- _Data shown_:
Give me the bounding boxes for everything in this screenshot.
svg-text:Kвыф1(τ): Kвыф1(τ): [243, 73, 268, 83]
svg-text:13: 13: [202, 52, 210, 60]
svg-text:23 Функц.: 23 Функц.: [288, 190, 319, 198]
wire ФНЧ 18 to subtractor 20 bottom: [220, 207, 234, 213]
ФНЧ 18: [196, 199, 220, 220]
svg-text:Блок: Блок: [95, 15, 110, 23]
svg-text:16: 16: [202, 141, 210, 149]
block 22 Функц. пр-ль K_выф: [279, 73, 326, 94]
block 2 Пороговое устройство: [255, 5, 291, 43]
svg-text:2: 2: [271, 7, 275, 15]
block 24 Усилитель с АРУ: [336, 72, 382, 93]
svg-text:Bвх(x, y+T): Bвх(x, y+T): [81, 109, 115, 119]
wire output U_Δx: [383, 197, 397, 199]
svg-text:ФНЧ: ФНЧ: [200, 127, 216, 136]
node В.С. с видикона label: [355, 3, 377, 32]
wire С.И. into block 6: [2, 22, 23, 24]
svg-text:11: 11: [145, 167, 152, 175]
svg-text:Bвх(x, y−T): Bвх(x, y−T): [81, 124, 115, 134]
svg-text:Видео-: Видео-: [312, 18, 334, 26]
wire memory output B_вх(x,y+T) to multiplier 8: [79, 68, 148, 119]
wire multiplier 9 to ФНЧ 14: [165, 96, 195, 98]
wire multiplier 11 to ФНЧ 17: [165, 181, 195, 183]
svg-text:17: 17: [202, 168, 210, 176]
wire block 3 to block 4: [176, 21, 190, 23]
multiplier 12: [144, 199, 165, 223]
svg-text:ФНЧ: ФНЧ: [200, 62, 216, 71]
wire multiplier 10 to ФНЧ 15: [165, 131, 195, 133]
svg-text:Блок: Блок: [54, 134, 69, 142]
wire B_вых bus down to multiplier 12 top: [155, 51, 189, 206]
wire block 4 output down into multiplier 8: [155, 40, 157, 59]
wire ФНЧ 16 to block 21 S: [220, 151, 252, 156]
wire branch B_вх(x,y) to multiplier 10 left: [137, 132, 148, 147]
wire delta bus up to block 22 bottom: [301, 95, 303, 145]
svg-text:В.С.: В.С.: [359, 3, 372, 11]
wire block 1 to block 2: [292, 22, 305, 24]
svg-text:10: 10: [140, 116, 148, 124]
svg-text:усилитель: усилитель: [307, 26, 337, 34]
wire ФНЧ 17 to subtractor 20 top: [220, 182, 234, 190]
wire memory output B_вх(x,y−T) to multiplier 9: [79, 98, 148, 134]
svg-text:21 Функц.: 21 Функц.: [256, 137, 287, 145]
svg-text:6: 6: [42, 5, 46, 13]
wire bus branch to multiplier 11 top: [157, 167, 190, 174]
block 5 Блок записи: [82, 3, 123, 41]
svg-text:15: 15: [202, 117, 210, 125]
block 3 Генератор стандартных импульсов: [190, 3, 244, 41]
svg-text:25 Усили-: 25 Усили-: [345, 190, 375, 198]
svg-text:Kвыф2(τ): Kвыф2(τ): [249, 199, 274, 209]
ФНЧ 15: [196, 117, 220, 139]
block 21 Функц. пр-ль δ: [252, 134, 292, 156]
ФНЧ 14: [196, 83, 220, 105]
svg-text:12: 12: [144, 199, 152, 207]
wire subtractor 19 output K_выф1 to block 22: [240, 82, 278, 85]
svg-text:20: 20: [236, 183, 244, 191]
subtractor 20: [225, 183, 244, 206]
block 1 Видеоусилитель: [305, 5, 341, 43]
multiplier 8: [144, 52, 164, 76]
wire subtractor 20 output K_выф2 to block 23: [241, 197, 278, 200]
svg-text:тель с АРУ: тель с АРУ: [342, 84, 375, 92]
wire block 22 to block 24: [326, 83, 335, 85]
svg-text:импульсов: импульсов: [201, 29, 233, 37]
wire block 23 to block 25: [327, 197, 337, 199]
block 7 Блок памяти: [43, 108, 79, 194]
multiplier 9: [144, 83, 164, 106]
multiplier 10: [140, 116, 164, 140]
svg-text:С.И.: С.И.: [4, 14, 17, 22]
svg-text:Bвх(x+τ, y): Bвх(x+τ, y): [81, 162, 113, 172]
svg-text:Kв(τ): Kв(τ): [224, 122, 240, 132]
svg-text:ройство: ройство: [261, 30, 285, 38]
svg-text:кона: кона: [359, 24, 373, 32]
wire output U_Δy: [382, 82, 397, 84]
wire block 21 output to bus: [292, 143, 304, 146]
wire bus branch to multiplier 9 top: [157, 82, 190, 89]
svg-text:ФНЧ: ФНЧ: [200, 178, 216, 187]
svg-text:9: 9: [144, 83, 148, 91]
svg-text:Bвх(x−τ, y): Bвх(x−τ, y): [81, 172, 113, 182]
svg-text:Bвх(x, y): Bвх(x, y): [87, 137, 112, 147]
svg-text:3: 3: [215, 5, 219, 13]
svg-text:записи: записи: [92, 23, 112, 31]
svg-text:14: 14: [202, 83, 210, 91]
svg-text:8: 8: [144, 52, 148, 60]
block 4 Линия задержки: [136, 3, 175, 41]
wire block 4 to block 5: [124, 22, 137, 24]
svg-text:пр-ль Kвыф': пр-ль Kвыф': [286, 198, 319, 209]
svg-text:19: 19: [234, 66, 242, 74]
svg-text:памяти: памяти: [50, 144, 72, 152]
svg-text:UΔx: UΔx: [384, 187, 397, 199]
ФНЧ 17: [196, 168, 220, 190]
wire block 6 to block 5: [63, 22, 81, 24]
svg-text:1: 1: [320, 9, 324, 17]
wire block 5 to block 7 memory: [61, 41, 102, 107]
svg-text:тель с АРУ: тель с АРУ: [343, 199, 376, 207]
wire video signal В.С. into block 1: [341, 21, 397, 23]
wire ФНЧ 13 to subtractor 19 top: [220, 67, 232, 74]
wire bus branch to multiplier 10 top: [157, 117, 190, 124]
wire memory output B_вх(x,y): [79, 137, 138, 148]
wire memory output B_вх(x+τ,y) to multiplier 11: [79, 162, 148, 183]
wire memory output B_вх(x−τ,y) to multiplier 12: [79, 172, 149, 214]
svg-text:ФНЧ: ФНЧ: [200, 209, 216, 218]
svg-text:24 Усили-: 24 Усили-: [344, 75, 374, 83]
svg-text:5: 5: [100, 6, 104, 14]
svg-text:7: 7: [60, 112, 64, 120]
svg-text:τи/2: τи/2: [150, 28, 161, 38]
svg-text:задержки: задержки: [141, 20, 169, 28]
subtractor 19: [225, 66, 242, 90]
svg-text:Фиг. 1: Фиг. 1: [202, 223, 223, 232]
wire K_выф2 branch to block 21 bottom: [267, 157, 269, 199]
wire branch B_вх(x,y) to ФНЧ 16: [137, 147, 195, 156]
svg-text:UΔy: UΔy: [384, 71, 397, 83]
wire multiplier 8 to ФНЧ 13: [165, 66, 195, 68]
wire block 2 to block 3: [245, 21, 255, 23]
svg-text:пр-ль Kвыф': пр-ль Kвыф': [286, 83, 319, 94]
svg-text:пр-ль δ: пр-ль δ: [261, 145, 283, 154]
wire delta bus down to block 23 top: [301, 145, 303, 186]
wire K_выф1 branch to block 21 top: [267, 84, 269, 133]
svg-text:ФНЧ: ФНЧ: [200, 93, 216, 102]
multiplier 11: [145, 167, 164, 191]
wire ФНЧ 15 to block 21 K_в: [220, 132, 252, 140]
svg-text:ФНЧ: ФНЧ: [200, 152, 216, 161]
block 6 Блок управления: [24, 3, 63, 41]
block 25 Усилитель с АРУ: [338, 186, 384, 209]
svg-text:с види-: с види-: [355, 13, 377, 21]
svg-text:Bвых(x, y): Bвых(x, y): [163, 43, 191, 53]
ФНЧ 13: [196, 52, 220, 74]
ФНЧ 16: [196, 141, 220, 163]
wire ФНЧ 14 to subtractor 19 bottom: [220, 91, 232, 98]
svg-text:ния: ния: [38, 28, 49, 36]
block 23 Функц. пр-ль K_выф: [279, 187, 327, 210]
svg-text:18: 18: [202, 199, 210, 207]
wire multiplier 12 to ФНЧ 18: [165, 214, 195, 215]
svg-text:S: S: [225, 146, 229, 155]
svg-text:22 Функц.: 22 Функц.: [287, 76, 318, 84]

- _Your instructions_: Copy verbatim the lines from the start of the entries through the line containing "svg-text:Блок: Блок: [95, 15, 110, 23]", including both.

- _Answer_:
Give me the bounding boxes for everything in this screenshot.
svg-text:Kвыф1(τ): Kвыф1(τ): [243, 73, 268, 83]
svg-text:13: 13: [202, 52, 210, 60]
svg-text:23 Функц.: 23 Функц.: [288, 190, 319, 198]
wire ФНЧ 18 to subtractor 20 bottom: [220, 207, 234, 213]
ФНЧ 18: [196, 199, 220, 220]
svg-text:Блок: Блок: [95, 15, 110, 23]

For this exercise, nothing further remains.